(Exercise details): Copy every line of the entries that includes the word "recepcie".

(Data rows):
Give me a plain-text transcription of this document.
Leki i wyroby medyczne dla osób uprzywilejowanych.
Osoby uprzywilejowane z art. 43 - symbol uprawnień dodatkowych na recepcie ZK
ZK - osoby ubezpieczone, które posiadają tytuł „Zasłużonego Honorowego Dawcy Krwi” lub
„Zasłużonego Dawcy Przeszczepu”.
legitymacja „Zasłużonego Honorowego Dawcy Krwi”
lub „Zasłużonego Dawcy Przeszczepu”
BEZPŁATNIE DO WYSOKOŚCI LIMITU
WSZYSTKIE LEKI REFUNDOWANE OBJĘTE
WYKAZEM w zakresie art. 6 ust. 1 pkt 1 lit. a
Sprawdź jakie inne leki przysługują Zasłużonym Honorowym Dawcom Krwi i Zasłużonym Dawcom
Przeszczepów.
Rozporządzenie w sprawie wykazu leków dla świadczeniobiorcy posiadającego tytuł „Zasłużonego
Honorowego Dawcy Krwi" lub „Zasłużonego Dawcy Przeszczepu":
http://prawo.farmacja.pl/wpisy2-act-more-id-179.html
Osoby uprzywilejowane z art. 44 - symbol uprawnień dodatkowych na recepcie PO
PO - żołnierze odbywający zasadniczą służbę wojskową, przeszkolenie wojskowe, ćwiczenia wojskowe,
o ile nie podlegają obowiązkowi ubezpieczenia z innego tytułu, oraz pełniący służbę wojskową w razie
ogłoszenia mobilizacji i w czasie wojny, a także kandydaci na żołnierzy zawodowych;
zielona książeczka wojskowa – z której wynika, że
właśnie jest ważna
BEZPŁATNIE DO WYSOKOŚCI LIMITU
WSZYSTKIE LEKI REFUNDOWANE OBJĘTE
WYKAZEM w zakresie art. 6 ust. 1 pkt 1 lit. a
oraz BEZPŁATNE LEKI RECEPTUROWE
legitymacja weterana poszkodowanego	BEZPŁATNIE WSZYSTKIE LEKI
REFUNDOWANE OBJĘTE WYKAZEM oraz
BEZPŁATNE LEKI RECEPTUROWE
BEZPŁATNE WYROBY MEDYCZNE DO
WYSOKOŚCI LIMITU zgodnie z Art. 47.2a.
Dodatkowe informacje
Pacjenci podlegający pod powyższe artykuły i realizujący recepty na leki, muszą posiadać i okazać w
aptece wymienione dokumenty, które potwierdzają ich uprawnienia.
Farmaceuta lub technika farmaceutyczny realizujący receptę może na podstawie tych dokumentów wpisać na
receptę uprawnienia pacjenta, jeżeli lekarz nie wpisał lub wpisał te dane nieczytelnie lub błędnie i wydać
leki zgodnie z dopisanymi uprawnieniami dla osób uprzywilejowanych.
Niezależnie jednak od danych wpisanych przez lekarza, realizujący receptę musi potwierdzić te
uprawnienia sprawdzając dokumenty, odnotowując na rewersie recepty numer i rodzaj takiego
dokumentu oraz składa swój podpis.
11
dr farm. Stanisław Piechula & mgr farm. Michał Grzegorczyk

(Exercise solution):
Osoby uprzywilejowane z art. 43 - symbol uprawnień dodatkowych na recepcie ZK
Osoby uprzywilejowane z art. 44 - symbol uprawnień dodatkowych na recepcie PO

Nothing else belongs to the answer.